Friday, October 08, 2021

Justice guaranteed for Jews against Nazi oppression but not for Chinese in Malaya against British massacre

From Wikipedia's 'Batang Kali massacre':


Chinese villagers in Batang Kali executed by Scots Guards a la My Lai - till today no justice was rendered

Malaysian victims unsuccessfully petitioned Queen Elizabeth II personally to reopen an inquiry into the massacre in 1993 and in 2004. They tried again in 2008 and failed to receive a reply from the British government until 2011, when the High Court agreed to review the case.

Survivors of the Batang Kali Massacre and relatives of civilians executed by the Scots Guards started a legal battle in 2012 with against the British government over the killings. Although many of the Scots Guards who had committed the massacre were still alive, the families and survivors did not seek criminal prosecutions against individual soldiers.

> [Information shown]:
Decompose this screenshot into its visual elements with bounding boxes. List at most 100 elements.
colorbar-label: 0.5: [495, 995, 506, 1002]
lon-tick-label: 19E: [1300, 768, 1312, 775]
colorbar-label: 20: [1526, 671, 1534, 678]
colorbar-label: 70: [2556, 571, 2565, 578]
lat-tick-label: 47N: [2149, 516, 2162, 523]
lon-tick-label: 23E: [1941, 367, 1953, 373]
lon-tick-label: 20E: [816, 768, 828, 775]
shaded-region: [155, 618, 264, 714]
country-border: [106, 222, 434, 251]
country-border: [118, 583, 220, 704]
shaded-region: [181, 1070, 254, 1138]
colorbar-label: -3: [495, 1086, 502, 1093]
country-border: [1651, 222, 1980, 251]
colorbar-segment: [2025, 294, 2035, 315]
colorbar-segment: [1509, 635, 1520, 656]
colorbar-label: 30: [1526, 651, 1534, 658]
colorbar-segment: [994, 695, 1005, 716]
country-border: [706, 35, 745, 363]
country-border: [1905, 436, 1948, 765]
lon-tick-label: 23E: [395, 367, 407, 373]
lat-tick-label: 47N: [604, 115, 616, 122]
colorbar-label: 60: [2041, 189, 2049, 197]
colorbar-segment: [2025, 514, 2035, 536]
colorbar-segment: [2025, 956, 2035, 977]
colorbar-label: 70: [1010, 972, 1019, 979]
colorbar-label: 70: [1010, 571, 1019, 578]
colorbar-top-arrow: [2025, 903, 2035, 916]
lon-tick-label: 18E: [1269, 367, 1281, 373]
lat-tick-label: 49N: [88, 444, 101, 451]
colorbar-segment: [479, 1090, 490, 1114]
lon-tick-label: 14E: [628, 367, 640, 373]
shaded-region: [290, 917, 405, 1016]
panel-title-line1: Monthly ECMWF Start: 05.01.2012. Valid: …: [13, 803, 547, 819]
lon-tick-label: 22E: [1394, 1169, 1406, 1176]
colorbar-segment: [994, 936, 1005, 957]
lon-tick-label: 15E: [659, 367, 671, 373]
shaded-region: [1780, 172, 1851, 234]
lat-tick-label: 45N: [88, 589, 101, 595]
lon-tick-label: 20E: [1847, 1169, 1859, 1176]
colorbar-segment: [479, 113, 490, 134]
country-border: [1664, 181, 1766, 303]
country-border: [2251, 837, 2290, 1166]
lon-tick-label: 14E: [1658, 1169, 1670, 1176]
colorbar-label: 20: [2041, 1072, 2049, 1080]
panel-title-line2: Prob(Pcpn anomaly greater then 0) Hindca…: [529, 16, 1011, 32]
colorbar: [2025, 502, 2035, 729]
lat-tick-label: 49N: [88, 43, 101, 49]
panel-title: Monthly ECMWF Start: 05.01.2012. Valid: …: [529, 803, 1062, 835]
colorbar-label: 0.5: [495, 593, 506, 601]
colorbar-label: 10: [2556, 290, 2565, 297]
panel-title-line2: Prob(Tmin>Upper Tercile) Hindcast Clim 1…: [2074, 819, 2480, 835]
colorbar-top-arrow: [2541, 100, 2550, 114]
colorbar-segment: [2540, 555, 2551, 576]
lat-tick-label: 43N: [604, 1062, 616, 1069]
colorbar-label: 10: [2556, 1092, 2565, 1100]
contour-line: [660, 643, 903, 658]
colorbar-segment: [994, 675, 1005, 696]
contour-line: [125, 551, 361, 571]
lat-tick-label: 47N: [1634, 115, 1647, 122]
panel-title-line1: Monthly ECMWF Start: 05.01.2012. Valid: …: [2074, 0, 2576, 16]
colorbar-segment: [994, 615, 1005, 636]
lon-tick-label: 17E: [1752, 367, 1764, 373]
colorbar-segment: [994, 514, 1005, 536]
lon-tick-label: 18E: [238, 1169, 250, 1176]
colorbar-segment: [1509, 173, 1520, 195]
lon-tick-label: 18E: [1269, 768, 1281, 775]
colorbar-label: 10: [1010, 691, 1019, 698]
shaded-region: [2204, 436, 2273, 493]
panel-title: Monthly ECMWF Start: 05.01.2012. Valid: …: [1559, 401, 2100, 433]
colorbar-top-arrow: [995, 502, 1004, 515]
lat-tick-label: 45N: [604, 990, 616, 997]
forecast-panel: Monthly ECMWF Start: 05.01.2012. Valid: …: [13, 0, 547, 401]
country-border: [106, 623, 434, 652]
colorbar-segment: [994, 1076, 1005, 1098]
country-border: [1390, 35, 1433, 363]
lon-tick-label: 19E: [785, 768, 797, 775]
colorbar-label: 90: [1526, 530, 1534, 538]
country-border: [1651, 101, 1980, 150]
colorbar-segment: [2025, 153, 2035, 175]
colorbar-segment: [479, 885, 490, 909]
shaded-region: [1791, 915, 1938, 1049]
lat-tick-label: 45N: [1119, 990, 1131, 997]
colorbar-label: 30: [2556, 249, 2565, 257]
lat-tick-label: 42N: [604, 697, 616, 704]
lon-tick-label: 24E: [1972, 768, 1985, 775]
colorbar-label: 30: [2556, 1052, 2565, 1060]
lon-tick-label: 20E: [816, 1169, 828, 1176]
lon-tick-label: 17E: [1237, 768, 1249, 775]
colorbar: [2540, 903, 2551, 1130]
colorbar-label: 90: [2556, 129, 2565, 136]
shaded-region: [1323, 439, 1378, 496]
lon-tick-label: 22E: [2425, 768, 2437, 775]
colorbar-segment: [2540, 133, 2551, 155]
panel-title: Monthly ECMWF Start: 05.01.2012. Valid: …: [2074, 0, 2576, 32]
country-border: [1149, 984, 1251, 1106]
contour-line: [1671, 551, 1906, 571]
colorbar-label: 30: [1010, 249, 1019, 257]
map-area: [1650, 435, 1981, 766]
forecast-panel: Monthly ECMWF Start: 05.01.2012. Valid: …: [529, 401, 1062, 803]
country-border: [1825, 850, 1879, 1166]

> [Work required]:
Answer these from the Batang Kali text:
1. Which unit executed the villagers in Batang Kali?
2. In which two years did Malaysian victims personally petition Queen Elizabeth II to reopen an inquiry?
3. In what year did survivors and relatives start a legal battle against the British government?
Rely on the Batang Kali text alone, not on the data.

> [Exercise answer]:
1. The Scots Guards.
2. 1993 and 2004.
3. 2012.